Source records -
================
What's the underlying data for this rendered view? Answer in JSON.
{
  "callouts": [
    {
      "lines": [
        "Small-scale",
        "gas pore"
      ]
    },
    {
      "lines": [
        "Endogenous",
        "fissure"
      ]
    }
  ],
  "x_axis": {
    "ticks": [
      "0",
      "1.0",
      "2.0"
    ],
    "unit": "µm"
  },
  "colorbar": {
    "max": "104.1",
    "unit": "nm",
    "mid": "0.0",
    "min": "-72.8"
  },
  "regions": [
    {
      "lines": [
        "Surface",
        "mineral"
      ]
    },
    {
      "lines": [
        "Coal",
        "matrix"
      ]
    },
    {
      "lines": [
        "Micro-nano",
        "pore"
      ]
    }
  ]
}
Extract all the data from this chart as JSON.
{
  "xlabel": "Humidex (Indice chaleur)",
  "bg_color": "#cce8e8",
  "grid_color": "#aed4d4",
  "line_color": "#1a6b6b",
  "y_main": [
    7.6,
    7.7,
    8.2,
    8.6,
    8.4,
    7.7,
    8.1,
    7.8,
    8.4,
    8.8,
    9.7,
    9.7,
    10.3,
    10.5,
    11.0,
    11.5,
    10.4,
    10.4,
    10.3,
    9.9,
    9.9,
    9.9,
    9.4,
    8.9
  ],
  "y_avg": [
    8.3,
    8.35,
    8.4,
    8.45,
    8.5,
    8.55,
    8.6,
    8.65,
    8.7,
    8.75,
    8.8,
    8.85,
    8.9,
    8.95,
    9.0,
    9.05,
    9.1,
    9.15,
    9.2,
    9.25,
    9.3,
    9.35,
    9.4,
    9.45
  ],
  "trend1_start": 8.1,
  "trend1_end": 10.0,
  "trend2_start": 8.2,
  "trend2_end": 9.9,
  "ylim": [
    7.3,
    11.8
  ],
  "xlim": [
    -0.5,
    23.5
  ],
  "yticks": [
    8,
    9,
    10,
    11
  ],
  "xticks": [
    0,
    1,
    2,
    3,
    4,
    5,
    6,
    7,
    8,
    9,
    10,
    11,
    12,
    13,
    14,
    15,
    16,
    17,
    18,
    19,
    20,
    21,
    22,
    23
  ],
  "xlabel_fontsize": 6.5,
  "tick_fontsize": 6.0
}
================
Brief -
Quote every record above exactly.

Solution to this problem -
What's the underlying data for this rendered view? Answer in JSON.
{
  "callouts": [
    {
      "lines": [
        "Small-scale",
        "gas pore"
      ]
    },
    {
      "lines": [
        "Endogenous",
        "fissure"
      ]
    }
  ],
  "x_axis": {
    "ticks": [
      "0",
      "1.0",
      "2.0"
    ],
    "unit": "µm"
  },
  "colorbar": {
    "max": "104.1",
    "unit": "nm",
    "mid": "0.0",
    "min": "-72.8"
  },
  "regions": [
    {
      "lines": [
        "Surface",
        "mineral"
      ]
    },
    {
      "lines": [
        "Coal",
        "matrix"
      ]
    },
    {
      "lines": [
        "Micro-nano",
        "pore"
      ]
    }
  ]
}
Extract all the data from this chart as JSON.
{
  "xlabel": "Humidex (Indice chaleur)",
  "bg_color": "#cce8e8",
  "grid_color": "#aed4d4",
  "line_color": "#1a6b6b",
  "y_main": [
    7.6,
    7.7,
    8.2,
    8.6,
    8.4,
    7.7,
    8.1,
    7.8,
    8.4,
    8.8,
    9.7,
    9.7,
    10.3,
    10.5,
    11.0,
    11.5,
    10.4,
    10.4,
    10.3,
    9.9,
    9.9,
    9.9,
    9.4,
    8.9
  ],
  "y_avg": [
    8.3,
    8.35,
    8.4,
    8.45,
    8.5,
    8.55,
    8.6,
    8.65,
    8.7,
    8.75,
    8.8,
    8.85,
    8.9,
    8.95,
    9.0,
    9.05,
    9.1,
    9.15,
    9.2,
    9.25,
    9.3,
    9.35,
    9.4,
    9.45
  ],
  "trend1_start": 8.1,
  "trend1_end": 10.0,
  "trend2_start": 8.2,
  "trend2_end": 9.9,
  "ylim": [
    7.3,
    11.8
  ],
  "xlim": [
    -0.5,
    23.5
  ],
  "yticks": [
    8,
    9,
    10,
    11
  ],
  "xticks": [
    0,
    1,
    2,
    3,
    4,
    5,
    6,
    7,
    8,
    9,
    10,
    11,
    12,
    13,
    14,
    15,
    16,
    17,
    18,
    19,
    20,
    21,
    22,
    23
  ],
  "xlabel_fontsize": 6.5,
  "tick_fontsize": 6.0
}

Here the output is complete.